= Stated task =
Read the listing below and copy out every line that holds "ΠΕΡΙΣΤΕΡΙΟΥ".

Data entries
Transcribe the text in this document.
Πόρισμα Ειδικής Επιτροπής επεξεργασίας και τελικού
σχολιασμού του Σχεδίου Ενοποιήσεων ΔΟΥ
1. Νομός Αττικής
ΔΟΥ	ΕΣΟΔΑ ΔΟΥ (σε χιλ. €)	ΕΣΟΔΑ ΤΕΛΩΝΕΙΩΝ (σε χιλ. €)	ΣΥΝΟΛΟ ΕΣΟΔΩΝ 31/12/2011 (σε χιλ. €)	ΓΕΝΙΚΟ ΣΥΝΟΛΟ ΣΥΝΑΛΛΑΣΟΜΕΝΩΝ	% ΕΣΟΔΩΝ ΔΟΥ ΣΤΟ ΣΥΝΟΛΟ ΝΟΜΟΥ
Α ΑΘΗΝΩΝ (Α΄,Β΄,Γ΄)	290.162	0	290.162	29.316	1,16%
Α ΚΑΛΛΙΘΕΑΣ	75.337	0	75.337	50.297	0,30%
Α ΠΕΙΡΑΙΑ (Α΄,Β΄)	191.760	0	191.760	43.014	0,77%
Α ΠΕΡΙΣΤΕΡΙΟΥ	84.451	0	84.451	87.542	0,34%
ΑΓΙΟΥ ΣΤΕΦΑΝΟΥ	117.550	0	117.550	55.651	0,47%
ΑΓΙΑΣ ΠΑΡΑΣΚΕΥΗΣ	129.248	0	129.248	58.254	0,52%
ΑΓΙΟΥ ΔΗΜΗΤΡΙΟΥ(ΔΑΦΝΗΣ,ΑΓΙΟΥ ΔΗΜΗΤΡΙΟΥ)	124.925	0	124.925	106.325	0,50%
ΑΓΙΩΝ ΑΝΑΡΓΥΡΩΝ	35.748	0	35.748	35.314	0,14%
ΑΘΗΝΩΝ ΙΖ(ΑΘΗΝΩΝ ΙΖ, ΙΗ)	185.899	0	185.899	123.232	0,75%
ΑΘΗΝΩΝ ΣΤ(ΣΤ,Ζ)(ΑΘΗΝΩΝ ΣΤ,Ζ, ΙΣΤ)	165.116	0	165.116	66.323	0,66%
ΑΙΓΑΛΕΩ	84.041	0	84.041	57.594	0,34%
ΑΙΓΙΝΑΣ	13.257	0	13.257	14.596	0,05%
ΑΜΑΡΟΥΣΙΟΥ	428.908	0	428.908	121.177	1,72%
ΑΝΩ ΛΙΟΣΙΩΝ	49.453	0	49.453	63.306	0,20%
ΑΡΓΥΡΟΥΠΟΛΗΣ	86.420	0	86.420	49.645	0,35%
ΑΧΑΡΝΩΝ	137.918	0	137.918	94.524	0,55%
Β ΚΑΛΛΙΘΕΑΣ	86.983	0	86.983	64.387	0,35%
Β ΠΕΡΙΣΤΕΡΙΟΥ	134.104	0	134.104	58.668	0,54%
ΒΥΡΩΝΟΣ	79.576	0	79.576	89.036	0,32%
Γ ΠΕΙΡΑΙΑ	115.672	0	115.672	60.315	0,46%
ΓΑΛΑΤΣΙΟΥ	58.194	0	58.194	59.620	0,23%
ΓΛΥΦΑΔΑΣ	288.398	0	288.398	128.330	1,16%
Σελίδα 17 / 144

= Result of the exercise =
Α ΠΕΡΙΣΤΕΡΙΟΥ	84.451	0	84.451	87.542	0,34%
Β ΠΕΡΙΣΤΕΡΙΟΥ	134.104	0	134.104	58.668	0,54%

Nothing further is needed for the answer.